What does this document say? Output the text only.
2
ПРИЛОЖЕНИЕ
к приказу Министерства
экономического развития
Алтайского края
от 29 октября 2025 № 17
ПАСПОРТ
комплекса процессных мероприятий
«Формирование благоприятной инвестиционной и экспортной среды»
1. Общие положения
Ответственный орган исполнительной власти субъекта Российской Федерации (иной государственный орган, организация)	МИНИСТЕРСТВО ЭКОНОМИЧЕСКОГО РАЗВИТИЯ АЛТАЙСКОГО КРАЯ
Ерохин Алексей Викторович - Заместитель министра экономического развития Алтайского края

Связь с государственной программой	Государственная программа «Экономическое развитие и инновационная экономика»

---

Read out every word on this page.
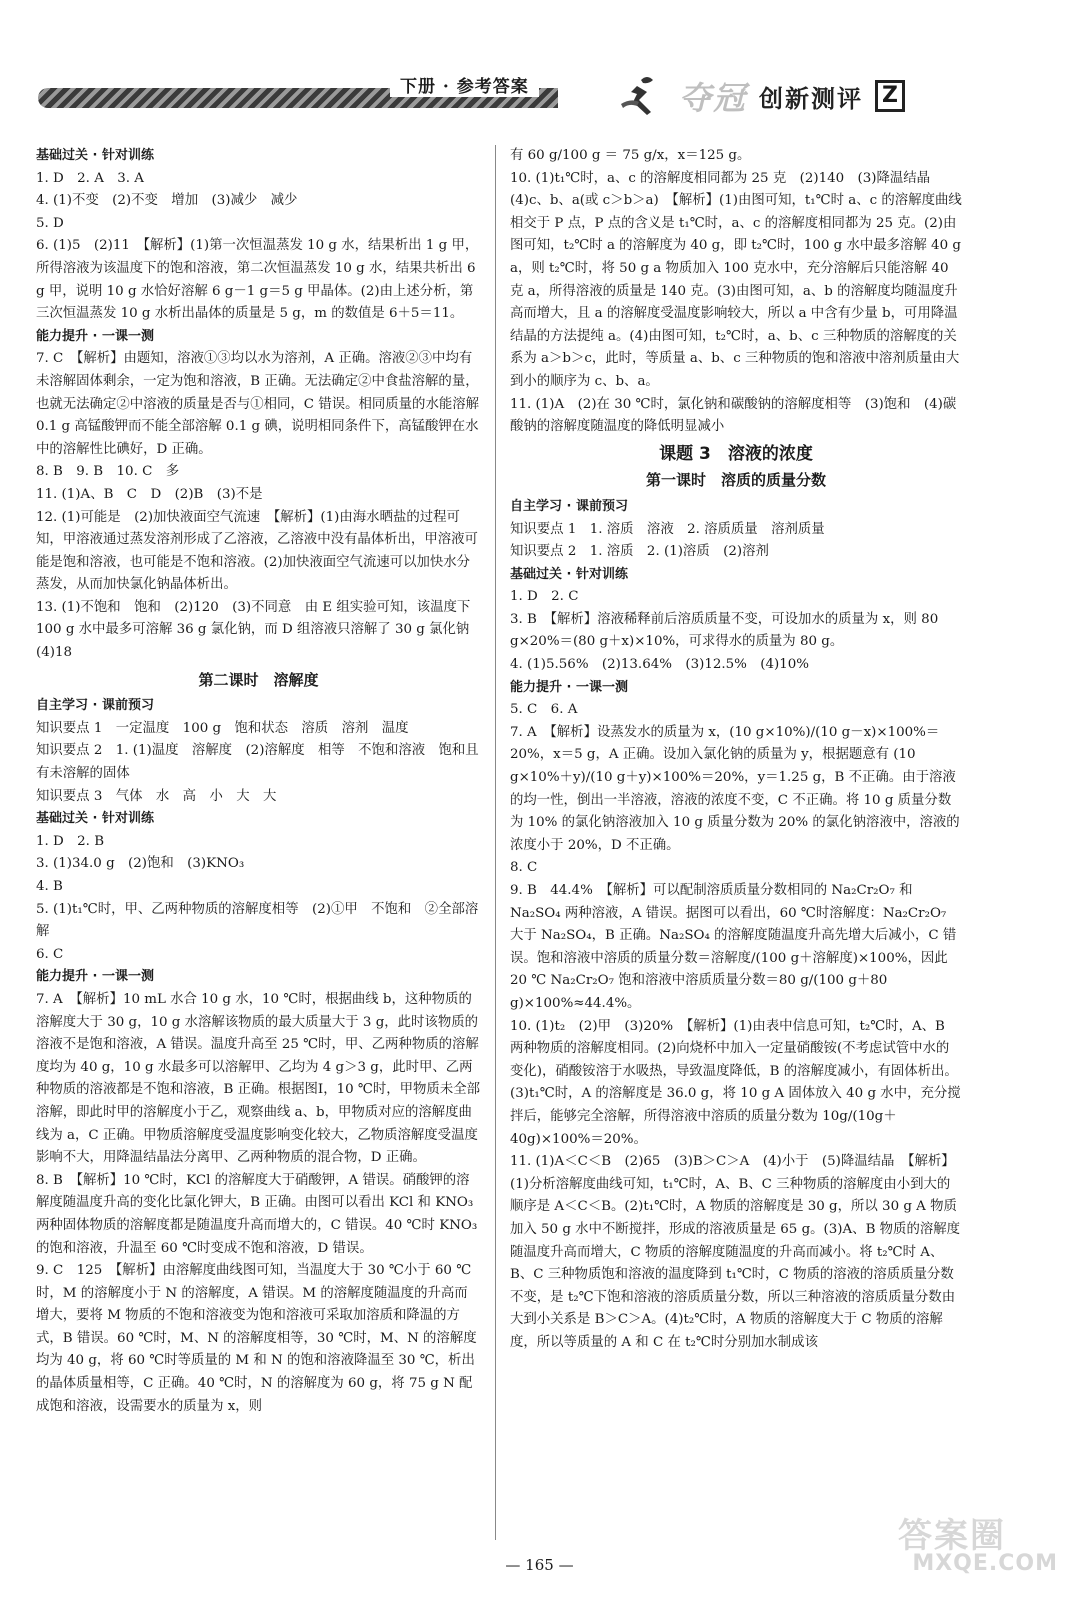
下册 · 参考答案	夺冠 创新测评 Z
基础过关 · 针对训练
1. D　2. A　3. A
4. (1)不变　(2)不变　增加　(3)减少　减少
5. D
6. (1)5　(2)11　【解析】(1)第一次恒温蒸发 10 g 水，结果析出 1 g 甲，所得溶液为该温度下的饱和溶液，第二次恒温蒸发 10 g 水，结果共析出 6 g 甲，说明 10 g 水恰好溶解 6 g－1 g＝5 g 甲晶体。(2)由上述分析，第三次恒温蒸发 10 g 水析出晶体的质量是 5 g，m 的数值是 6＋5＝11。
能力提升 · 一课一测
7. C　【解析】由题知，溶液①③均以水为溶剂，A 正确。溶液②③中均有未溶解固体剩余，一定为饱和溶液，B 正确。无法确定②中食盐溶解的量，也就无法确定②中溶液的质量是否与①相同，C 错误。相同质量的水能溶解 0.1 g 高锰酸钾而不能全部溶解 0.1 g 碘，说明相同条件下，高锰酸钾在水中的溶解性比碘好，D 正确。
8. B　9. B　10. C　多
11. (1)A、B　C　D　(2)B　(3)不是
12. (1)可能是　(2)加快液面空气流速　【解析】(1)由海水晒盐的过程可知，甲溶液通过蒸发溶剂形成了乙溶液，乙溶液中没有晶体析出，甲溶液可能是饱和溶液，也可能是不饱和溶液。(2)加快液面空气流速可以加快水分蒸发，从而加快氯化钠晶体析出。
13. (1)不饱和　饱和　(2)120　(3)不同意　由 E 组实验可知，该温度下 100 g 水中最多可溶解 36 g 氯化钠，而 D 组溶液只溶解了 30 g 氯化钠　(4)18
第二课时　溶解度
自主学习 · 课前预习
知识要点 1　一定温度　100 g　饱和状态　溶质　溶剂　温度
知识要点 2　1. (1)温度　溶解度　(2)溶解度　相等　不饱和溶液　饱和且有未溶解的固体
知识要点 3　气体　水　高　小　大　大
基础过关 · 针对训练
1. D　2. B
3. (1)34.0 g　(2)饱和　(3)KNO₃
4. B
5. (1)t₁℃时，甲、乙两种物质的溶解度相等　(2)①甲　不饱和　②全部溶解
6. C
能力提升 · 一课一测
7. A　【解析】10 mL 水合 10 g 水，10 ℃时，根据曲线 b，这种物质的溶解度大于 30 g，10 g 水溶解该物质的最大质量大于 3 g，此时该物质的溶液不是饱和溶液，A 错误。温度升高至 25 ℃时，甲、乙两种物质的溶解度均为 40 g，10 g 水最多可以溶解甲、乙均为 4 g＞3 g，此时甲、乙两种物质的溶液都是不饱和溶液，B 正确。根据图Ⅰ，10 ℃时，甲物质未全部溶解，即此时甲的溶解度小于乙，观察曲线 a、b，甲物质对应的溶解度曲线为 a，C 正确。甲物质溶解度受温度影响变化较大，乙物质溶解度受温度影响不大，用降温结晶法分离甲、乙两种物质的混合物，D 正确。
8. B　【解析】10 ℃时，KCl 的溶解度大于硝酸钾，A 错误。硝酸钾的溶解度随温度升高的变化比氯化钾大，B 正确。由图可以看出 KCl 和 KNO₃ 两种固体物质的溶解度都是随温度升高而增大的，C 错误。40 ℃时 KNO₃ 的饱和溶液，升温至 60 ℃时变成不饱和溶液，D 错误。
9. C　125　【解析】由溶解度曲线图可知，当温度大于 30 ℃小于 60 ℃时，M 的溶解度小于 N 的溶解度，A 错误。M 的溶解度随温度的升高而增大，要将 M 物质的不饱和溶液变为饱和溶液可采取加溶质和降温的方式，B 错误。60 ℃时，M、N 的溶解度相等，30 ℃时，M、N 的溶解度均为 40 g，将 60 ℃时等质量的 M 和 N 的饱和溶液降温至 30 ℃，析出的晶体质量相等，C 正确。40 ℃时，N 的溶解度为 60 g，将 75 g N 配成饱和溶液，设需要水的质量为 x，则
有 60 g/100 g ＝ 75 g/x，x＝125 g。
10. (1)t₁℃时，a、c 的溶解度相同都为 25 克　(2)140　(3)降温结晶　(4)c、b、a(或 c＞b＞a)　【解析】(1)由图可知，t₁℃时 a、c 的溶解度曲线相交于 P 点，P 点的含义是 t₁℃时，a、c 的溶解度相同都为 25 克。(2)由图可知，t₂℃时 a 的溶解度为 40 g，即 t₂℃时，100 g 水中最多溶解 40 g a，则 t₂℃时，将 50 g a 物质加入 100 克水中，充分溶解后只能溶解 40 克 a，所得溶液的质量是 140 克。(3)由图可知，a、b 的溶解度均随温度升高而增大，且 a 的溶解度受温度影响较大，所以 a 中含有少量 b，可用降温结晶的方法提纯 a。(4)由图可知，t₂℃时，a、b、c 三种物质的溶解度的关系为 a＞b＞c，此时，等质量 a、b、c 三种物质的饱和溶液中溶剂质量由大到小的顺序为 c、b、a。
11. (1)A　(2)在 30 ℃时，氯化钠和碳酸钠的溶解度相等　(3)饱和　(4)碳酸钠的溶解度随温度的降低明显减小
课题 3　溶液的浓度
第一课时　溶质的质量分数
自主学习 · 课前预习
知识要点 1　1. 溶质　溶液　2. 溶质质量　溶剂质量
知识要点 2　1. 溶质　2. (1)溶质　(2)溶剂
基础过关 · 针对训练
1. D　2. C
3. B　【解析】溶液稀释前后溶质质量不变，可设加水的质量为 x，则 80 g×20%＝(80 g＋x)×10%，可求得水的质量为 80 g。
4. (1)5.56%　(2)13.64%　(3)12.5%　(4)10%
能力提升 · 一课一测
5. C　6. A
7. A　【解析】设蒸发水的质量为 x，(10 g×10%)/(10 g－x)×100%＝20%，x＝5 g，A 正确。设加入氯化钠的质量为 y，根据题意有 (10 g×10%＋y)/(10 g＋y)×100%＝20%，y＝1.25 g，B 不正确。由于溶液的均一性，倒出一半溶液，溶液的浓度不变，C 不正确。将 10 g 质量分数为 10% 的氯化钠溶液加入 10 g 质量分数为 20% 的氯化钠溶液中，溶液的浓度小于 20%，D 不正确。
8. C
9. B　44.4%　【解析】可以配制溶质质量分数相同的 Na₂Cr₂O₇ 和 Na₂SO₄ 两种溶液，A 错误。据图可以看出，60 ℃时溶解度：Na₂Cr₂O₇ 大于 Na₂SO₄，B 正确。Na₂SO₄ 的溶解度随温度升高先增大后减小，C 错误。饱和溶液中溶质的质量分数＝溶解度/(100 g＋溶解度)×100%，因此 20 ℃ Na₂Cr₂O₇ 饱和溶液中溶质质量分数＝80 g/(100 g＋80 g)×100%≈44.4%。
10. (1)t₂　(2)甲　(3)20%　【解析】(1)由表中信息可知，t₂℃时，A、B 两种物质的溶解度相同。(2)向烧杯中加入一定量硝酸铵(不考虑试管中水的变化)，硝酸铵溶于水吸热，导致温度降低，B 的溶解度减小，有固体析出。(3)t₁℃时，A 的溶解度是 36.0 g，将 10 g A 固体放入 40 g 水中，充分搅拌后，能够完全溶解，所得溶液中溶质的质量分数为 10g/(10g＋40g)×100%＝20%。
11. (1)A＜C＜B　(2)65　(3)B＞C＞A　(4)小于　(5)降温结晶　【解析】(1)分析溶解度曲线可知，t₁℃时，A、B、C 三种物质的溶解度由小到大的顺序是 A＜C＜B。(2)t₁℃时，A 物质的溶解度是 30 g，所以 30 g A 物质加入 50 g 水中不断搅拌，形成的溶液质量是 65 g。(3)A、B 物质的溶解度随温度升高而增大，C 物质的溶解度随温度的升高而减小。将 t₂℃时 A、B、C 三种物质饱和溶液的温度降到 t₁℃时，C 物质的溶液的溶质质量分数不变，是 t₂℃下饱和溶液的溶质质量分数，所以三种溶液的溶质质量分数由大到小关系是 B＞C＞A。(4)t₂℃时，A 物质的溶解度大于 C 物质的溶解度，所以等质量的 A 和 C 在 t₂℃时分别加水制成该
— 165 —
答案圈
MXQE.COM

...

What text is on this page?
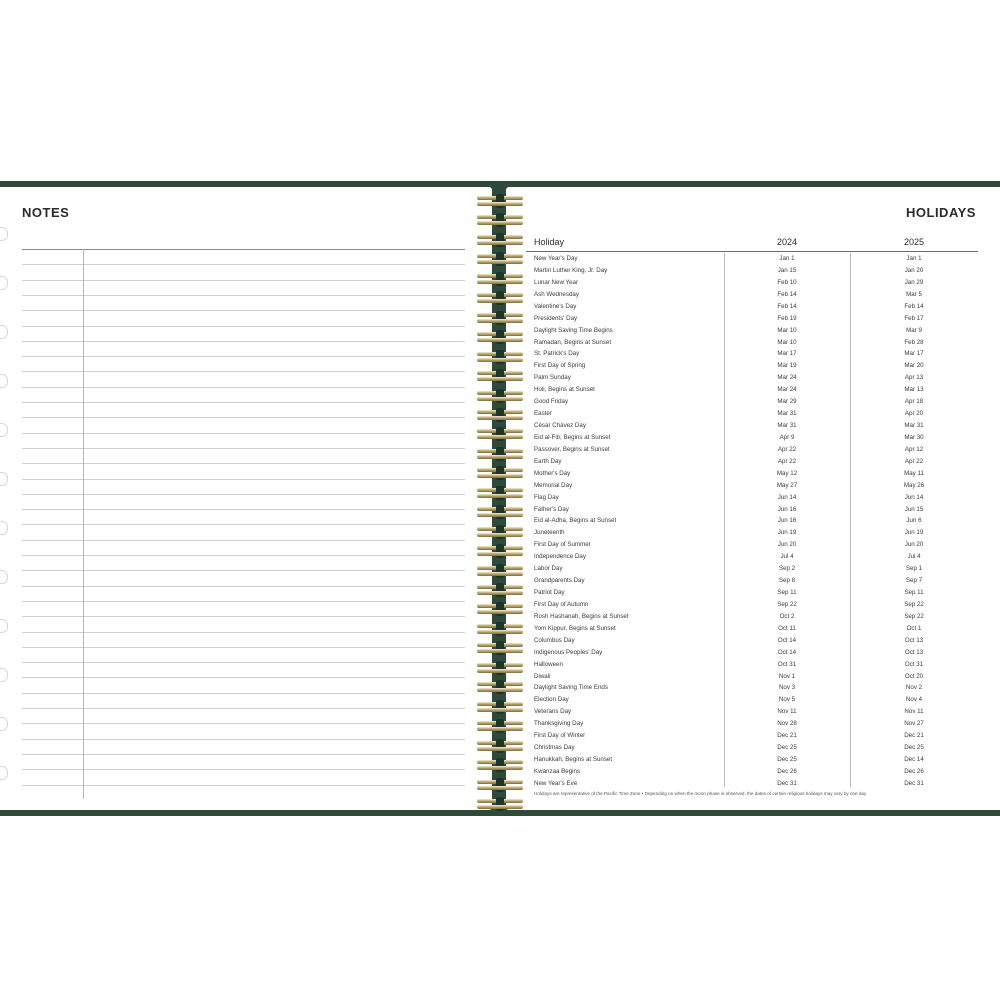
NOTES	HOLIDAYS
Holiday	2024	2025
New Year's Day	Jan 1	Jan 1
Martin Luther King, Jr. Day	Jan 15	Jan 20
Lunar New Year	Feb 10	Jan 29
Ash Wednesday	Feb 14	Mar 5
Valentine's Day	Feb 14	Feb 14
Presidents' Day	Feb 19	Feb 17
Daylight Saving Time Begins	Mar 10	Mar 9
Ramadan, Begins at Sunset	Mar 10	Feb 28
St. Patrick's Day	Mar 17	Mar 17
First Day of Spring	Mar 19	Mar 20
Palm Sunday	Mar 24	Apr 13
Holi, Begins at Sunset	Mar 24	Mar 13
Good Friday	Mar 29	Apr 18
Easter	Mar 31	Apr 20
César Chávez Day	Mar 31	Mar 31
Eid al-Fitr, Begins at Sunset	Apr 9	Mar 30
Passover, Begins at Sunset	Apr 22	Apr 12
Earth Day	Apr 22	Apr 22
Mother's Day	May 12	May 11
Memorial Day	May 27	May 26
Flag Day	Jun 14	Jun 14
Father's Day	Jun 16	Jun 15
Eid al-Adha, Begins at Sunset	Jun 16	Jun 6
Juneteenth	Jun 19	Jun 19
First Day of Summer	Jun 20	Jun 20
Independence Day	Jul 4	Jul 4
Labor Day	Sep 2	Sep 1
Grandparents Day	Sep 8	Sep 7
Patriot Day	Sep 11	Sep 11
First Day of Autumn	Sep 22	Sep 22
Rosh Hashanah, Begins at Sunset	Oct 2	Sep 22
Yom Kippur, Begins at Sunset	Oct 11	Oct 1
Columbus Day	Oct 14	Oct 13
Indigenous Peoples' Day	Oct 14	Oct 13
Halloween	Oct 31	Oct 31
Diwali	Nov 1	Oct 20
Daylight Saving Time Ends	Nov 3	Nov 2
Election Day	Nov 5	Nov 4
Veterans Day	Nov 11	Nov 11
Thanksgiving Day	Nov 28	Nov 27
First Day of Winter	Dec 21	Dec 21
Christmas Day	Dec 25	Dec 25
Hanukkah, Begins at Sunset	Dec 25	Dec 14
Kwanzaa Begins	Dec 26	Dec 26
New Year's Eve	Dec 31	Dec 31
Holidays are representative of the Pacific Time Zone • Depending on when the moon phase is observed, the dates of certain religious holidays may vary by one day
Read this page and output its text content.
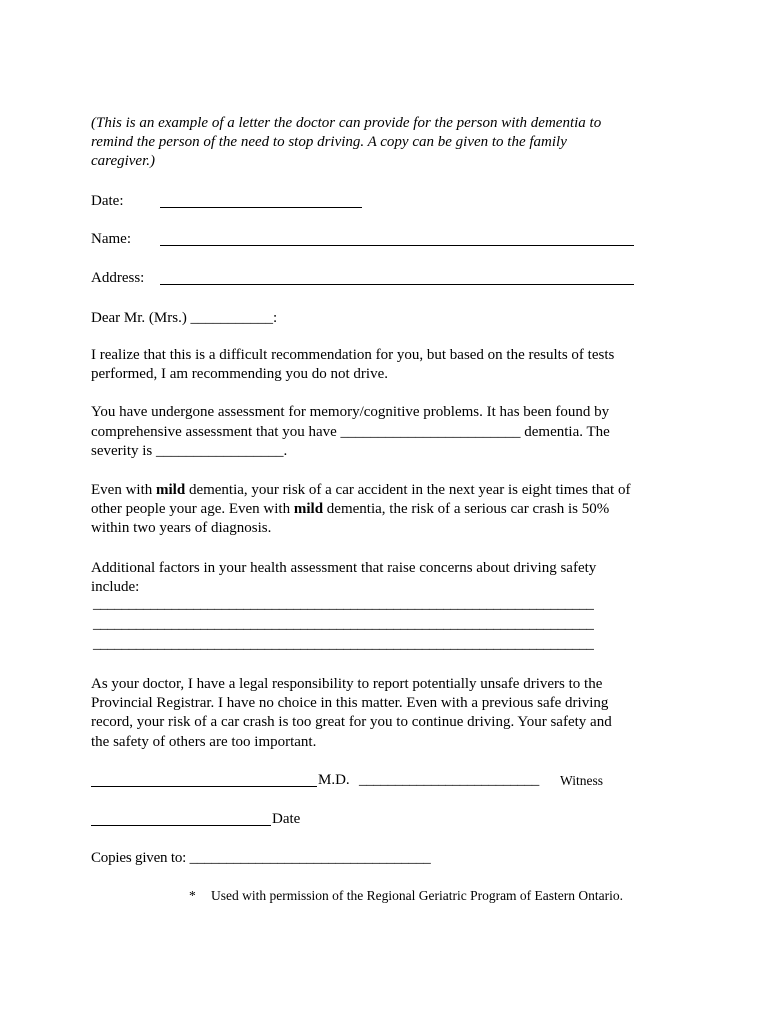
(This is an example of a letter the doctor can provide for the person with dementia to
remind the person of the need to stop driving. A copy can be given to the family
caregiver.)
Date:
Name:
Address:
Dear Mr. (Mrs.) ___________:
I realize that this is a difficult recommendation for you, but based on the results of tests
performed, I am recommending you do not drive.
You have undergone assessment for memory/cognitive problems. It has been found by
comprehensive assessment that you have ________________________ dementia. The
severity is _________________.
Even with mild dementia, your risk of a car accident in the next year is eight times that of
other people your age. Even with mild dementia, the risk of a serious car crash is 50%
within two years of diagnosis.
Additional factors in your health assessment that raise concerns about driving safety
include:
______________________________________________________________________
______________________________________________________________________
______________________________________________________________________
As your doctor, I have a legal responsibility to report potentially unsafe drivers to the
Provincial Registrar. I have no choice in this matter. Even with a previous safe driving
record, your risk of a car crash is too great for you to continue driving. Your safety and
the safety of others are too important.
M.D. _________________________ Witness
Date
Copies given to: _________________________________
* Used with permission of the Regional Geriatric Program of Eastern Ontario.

= Your objective =
Show every line from the listing above in which the string "safety" appears.

= Result of this task =
Additional factors in your health assessment that raise concerns about driving safety
record, your risk of a car crash is too great for you to continue driving. Your safety and
the safety of others are too important.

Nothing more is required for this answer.